Dataset entries:
● ● ● ● ●

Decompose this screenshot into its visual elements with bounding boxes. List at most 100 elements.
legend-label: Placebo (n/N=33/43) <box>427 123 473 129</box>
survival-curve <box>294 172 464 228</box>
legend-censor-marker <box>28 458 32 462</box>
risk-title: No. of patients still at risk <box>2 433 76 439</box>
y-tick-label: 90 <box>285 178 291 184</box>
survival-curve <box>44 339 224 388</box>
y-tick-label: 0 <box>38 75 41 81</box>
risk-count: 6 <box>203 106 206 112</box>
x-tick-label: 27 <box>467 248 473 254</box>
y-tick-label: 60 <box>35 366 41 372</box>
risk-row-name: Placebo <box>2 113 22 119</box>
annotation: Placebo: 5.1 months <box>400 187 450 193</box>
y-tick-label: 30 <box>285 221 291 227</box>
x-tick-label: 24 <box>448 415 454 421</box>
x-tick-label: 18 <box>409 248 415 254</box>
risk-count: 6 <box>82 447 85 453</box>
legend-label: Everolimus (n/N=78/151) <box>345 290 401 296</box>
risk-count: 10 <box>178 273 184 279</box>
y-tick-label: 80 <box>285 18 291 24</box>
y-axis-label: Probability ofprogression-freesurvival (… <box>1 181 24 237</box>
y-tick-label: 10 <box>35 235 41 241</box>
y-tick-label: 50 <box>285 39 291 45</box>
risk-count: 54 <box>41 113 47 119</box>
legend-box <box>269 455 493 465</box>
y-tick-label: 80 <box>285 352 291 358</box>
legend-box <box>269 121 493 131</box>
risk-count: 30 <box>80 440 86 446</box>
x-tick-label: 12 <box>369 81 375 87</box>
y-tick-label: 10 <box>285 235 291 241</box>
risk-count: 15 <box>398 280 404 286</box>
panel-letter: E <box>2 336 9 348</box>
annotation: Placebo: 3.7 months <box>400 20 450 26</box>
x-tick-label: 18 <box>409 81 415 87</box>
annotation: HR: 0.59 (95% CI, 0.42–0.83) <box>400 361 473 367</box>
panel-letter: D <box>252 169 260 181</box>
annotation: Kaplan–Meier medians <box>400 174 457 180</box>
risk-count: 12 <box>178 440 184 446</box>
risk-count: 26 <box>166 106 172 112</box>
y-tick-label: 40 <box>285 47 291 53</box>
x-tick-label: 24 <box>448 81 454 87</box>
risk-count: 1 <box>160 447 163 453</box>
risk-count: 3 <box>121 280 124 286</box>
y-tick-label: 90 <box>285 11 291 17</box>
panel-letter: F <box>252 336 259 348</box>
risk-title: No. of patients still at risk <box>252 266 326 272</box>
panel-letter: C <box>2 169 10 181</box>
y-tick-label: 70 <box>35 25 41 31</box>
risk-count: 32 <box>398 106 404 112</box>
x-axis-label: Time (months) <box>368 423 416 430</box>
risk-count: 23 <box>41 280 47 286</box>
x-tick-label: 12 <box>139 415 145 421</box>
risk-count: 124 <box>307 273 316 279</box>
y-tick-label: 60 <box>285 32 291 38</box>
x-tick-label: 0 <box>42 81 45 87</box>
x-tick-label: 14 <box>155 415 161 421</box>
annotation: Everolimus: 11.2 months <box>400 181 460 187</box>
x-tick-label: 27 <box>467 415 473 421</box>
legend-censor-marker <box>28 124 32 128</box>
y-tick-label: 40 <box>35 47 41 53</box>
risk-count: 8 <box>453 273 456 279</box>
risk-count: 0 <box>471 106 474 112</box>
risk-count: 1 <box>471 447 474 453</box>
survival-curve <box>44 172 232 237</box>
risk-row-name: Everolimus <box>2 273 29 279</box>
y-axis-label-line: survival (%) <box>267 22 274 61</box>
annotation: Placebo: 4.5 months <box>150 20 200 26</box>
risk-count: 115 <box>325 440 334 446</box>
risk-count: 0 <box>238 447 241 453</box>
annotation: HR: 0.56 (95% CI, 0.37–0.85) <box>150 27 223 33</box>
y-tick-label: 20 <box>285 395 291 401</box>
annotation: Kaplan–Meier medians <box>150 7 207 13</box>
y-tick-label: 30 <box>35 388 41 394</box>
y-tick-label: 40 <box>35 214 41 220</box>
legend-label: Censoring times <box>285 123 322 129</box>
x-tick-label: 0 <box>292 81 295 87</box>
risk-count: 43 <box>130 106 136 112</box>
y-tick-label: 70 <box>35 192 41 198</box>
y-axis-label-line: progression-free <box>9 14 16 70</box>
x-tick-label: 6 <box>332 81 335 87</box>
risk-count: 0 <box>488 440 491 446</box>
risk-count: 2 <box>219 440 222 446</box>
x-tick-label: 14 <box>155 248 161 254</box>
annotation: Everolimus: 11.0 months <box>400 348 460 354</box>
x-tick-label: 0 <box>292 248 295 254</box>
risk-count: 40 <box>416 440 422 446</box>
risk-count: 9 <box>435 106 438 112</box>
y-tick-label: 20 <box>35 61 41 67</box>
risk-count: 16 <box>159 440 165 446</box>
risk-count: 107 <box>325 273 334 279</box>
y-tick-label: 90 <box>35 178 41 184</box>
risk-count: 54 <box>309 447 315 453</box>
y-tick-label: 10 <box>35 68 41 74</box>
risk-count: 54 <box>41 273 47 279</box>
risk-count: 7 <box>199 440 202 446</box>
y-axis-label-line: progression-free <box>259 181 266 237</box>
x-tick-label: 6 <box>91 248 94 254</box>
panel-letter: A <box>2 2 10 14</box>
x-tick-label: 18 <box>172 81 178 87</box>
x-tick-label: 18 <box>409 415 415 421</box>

● ● ● ● ●

◆ WORK ORDER:
The result should be every line that contains "panel", copied from the entries.

◆ RESPONSE AREA:
panel-letter: E <box>2 336 9 348</box>
panel-letter: D <box>252 169 260 181</box>
panel-letter: F <box>252 336 259 348</box>
panel-letter: C <box>2 169 10 181</box>
panel-letter: A <box>2 2 10 14</box>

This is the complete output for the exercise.